Work to complete: Repeat the material exactly, leaving nothing out.

Dataset excerpts:
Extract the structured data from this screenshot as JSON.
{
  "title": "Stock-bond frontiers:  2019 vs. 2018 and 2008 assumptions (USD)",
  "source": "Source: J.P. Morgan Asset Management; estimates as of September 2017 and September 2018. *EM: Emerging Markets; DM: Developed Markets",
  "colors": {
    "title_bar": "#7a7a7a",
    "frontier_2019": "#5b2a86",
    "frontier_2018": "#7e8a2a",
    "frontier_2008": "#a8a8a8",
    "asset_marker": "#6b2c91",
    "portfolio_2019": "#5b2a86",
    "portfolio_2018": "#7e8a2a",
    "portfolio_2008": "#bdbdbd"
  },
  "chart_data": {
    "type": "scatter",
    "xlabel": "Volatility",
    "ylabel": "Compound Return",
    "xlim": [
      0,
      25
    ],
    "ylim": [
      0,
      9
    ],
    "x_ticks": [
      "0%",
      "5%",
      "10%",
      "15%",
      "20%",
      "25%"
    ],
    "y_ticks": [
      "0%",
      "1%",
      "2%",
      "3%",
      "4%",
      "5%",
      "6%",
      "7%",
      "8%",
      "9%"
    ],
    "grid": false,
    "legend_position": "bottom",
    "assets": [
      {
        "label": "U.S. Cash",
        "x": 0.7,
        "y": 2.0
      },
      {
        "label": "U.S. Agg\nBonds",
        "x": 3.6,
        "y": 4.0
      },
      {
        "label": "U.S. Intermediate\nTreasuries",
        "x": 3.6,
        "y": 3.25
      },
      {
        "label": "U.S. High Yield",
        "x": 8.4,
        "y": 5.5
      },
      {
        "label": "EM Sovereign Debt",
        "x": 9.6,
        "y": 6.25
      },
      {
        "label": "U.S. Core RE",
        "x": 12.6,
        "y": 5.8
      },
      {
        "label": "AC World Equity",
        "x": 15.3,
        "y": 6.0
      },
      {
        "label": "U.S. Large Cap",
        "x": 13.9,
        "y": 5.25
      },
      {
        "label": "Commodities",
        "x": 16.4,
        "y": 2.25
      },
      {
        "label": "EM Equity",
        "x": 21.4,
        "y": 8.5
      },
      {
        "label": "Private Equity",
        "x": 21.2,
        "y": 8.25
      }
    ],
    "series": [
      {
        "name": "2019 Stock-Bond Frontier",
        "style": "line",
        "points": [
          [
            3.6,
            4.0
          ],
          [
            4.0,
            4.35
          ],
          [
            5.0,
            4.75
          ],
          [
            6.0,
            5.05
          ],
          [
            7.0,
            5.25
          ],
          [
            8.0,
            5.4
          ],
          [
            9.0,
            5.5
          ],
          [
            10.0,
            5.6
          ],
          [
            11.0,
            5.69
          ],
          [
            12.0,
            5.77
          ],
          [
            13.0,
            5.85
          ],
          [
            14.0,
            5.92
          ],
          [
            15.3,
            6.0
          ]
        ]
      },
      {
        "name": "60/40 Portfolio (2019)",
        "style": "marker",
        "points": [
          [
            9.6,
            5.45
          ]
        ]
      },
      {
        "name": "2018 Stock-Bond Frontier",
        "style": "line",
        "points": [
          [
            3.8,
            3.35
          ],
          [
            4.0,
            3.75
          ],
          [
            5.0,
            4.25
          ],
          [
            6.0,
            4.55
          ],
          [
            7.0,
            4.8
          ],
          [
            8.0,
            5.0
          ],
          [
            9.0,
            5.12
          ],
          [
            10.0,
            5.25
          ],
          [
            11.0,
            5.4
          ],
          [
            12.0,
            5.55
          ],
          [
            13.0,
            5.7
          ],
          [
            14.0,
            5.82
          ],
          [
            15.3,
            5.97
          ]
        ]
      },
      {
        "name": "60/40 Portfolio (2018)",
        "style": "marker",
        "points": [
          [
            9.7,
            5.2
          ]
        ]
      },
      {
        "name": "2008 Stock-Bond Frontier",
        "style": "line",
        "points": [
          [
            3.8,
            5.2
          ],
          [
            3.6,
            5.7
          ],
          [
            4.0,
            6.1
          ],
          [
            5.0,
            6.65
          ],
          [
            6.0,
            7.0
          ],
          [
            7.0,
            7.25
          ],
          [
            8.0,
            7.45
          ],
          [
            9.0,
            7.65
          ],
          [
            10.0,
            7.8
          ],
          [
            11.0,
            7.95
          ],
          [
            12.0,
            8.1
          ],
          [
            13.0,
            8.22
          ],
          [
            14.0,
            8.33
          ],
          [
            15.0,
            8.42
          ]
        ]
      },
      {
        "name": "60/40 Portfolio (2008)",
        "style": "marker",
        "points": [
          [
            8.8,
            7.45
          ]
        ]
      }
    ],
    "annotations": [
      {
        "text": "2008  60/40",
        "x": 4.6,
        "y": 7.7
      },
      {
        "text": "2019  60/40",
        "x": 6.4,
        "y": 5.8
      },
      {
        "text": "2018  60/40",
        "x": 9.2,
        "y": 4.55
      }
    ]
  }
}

Written solution:
Extract the structured data from this screenshot as JSON.
{
  "title": "Stock-bond frontiers:  2019 vs. 2018 and 2008 assumptions (USD)",
  "source": "Source: J.P. Morgan Asset Management; estimates as of September 2017 and September 2018. *EM: Emerging Markets; DM: Developed Markets",
  "colors": {
    "title_bar": "#7a7a7a",
    "frontier_2019": "#5b2a86",
    "frontier_2018": "#7e8a2a",
    "frontier_2008": "#a8a8a8",
    "asset_marker": "#6b2c91",
    "portfolio_2019": "#5b2a86",
    "portfolio_2018": "#7e8a2a",
    "portfolio_2008": "#bdbdbd"
  },
  "chart_data": {
    "type": "scatter",
    "xlabel": "Volatility",
    "ylabel": "Compound Return",
    "xlim": [
      0,
      25
    ],
    "ylim": [
      0,
      9
    ],
    "x_ticks": [
      "0%",
      "5%",
      "10%",
      "15%",
      "20%",
      "25%"
    ],
    "y_ticks": [
      "0%",
      "1%",
      "2%",
      "3%",
      "4%",
      "5%",
      "6%",
      "7%",
      "8%",
      "9%"
    ],
    "grid": false,
    "legend_position": "bottom",
    "assets": [
      {
        "label": "U.S. Cash",
        "x": 0.7,
        "y": 2.0
      },
      {
        "label": "U.S. Agg\nBonds",
        "x": 3.6,
        "y": 4.0
      },
      {
        "label": "U.S. Intermediate\nTreasuries",
        "x": 3.6,
        "y": 3.25
      },
      {
        "label": "U.S. High Yield",
        "x": 8.4,
        "y": 5.5
      },
      {
        "label": "EM Sovereign Debt",
        "x": 9.6,
        "y": 6.25
      },
      {
        "label": "U.S. Core RE",
        "x": 12.6,
        "y": 5.8
      },
      {
        "label": "AC World Equity",
        "x": 15.3,
        "y": 6.0
      },
      {
        "label": "U.S. Large Cap",
        "x": 13.9,
        "y": 5.25
      },
      {
        "label": "Commodities",
        "x": 16.4,
        "y": 2.25
      },
      {
        "label": "EM Equity",
        "x": 21.4,
        "y": 8.5
      },
      {
        "label": "Private Equity",
        "x": 21.2,
        "y": 8.25
      }
    ],
    "series": [
      {
        "name": "2019 Stock-Bond Frontier",
        "style": "line",
        "points": [
          [
            3.6,
            4.0
          ],
          [
            4.0,
            4.35
          ],
          [
            5.0,
            4.75
          ],
          [
            6.0,
            5.05
          ],
          [
            7.0,
            5.25
          ],
          [
            8.0,
            5.4
          ],
          [
            9.0,
            5.5
          ],
          [
            10.0,
            5.6
          ],
          [
            11.0,
            5.69
          ],
          [
            12.0,
            5.77
          ],
          [
            13.0,
            5.85
          ],
          [
            14.0,
            5.92
          ],
          [
            15.3,
            6.0
          ]
        ]
      },
      {
        "name": "60/40 Portfolio (2019)",
        "style": "marker",
        "points": [
          [
            9.6,
            5.45
          ]
        ]
      },
      {
        "name": "2018 Stock-Bond Frontier",
        "style": "line",
        "points": [
          [
            3.8,
            3.35
          ],
          [
            4.0,
            3.75
          ],
          [
            5.0,
            4.25
          ],
          [
            6.0,
            4.55
          ],
          [
            7.0,
            4.8
          ],
          [
            8.0,
            5.0
          ],
          [
            9.0,
            5.12
          ],
          [
            10.0,
            5.25
          ],
          [
            11.0,
            5.4
          ],
          [
            12.0,
            5.55
          ],
          [
            13.0,
            5.7
          ],
          [
            14.0,
            5.82
          ],
          [
            15.3,
            5.97
          ]
        ]
      },
      {
        "name": "60/40 Portfolio (2018)",
        "style": "marker",
        "points": [
          [
            9.7,
            5.2
          ]
        ]
      },
      {
        "name": "2008 Stock-Bond Frontier",
        "style": "line",
        "points": [
          [
            3.8,
            5.2
          ],
          [
            3.6,
            5.7
          ],
          [
            4.0,
            6.1
          ],
          [
            5.0,
            6.65
          ],
          [
            6.0,
            7.0
          ],
          [
            7.0,
            7.25
          ],
          [
            8.0,
            7.45
          ],
          [
            9.0,
            7.65
          ],
          [
            10.0,
            7.8
          ],
          [
            11.0,
            7.95
          ],
          [
            12.0,
            8.1
          ],
          [
            13.0,
            8.22
          ],
          [
            14.0,
            8.33
          ],
          [
            15.0,
            8.42
          ]
        ]
      },
      {
        "name": "60/40 Portfolio (2008)",
        "style": "marker",
        "points": [
          [
            8.8,
            7.45
          ]
        ]
      }
    ],
    "annotations": [
      {
        "text": "2008  60/40",
        "x": 4.6,
        "y": 7.7
      },
      {
        "text": "2019  60/40",
        "x": 6.4,
        "y": 5.8
      },
      {
        "text": "2018  60/40",
        "x": 9.2,
        "y": 4.55
      }
    ]
  }
}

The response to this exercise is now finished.